Copy all lines below exactly as written. Leave pictures out.

## begin

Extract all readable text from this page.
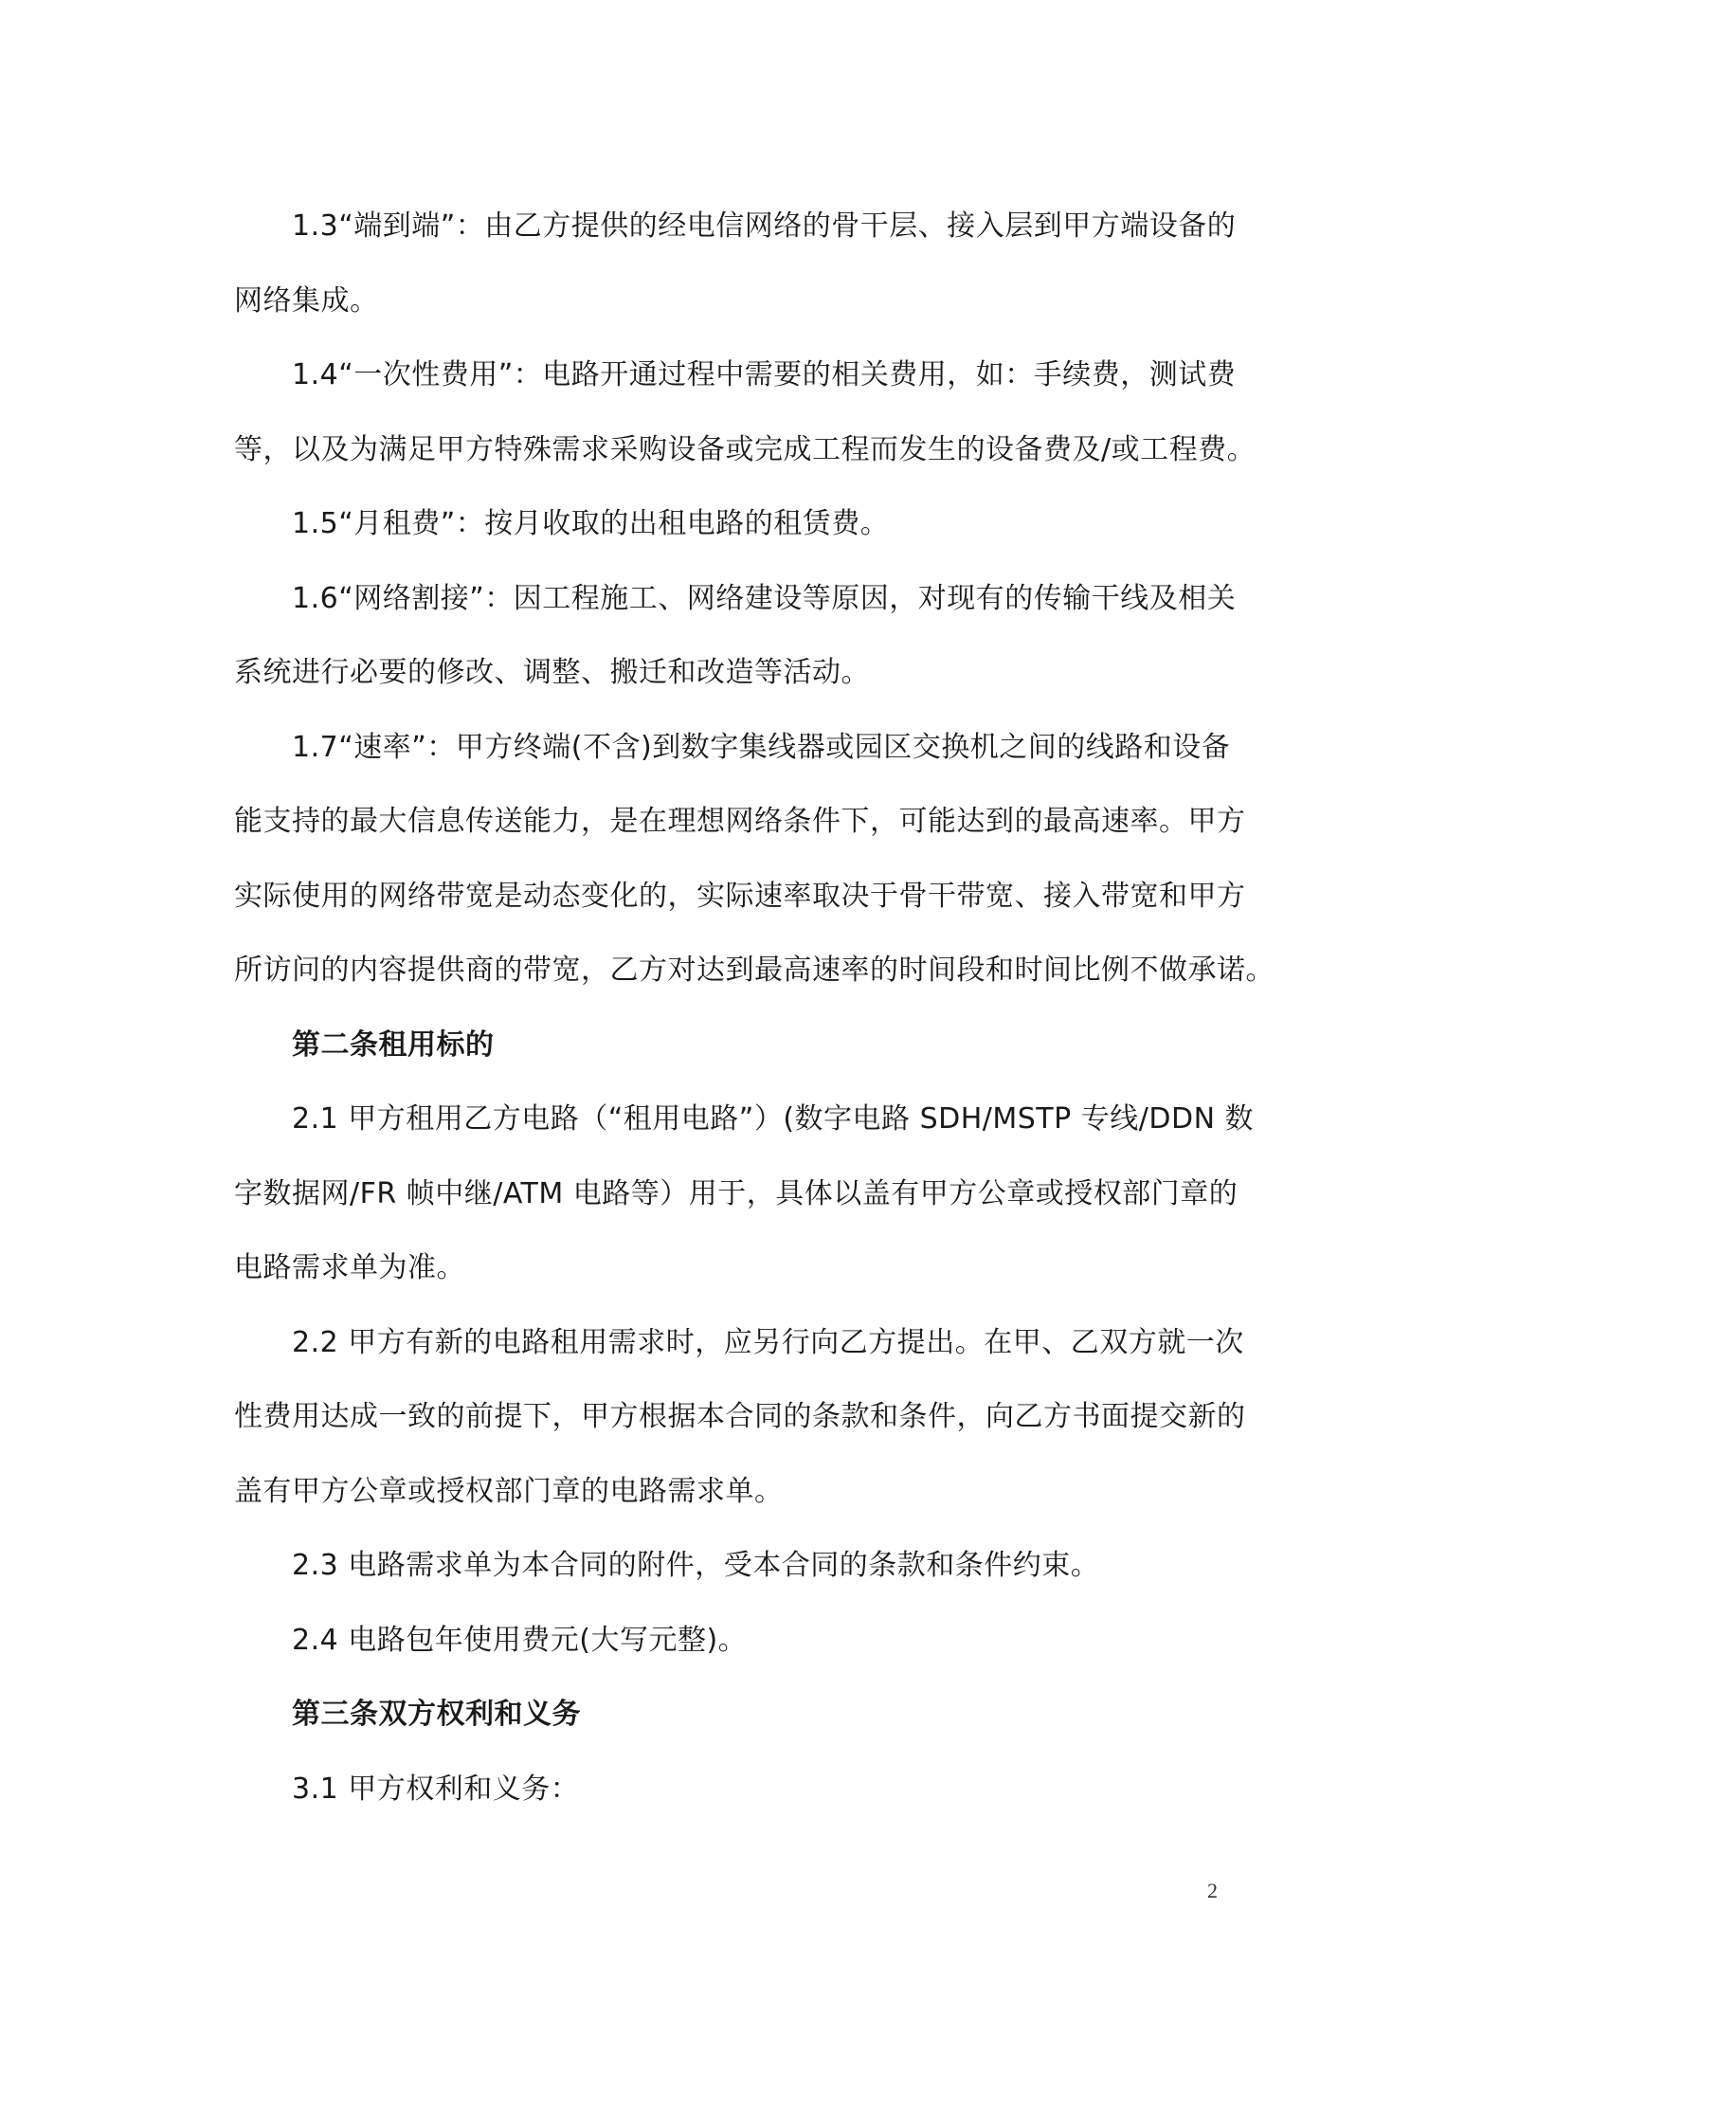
1.3“端到端”：由乙方提供的经电信网络的骨干层、接入层到甲方端设备的
网络集成。
1.4“一次性费用”：电路开通过程中需要的相关费用，如：手续费，测试费
等，以及为满足甲方特殊需求采购设备或完成工程而发生的设备费及/或工程费。
1.5“月租费”：按月收取的出租电路的租赁费。
1.6“网络割接”：因工程施工、网络建设等原因，对现有的传输干线及相关
系统进行必要的修改、调整、搬迁和改造等活动。
1.7“速率”：甲方终端(不含)到数字集线器或园区交换机之间的线路和设备
能支持的最大信息传送能力，是在理想网络条件下，可能达到的最高速率。甲方
实际使用的网络带宽是动态变化的，实际速率取决于骨干带宽、接入带宽和甲方
所访问的内容提供商的带宽，乙方对达到最高速率的时间段和时间比例不做承诺。
第二条租用标的
2.1 甲方租用乙方电路（“租用电路”）(数字电路 SDH/MSTP 专线/DDN 数
字数据网/FR 帧中继/ATM 电路等）用于，具体以盖有甲方公章或授权部门章的
电路需求单为准。
2.2 甲方有新的电路租用需求时，应另行向乙方提出。在甲、乙双方就一次
性费用达成一致的前提下，甲方根据本合同的条款和条件，向乙方书面提交新的
盖有甲方公章或授权部门章的电路需求单。
2.3 电路需求单为本合同的附件，受本合同的条款和条件约束。
2.4 电路包年使用费元(大写元整)。
第三条双方权利和义务
3.1 甲方权利和义务：
2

## end

Solution for this exercise
Extract all readable text from this page.
1.3“端到端”：由乙方提供的经电信网络的骨干层、接入层到甲方端设备的
网络集成。
1.4“一次性费用”：电路开通过程中需要的相关费用，如：手续费，测试费
等，以及为满足甲方特殊需求采购设备或完成工程而发生的设备费及/或工程费。
1.5“月租费”：按月收取的出租电路的租赁费。
1.6“网络割接”：因工程施工、网络建设等原因，对现有的传输干线及相关
系统进行必要的修改、调整、搬迁和改造等活动。
1.7“速率”：甲方终端(不含)到数字集线器或园区交换机之间的线路和设备
能支持的最大信息传送能力，是在理想网络条件下，可能达到的最高速率。甲方
实际使用的网络带宽是动态变化的，实际速率取决于骨干带宽、接入带宽和甲方
所访问的内容提供商的带宽，乙方对达到最高速率的时间段和时间比例不做承诺。
第二条租用标的
2.1 甲方租用乙方电路（“租用电路”）(数字电路 SDH/MSTP 专线/DDN 数
字数据网/FR 帧中继/ATM 电路等）用于，具体以盖有甲方公章或授权部门章的
电路需求单为准。
2.2 甲方有新的电路租用需求时，应另行向乙方提出。在甲、乙双方就一次
性费用达成一致的前提下，甲方根据本合同的条款和条件，向乙方书面提交新的
盖有甲方公章或授权部门章的电路需求单。
2.3 电路需求单为本合同的附件，受本合同的条款和条件约束。
2.4 电路包年使用费元(大写元整)。
第三条双方权利和义务
3.1 甲方权利和义务：
2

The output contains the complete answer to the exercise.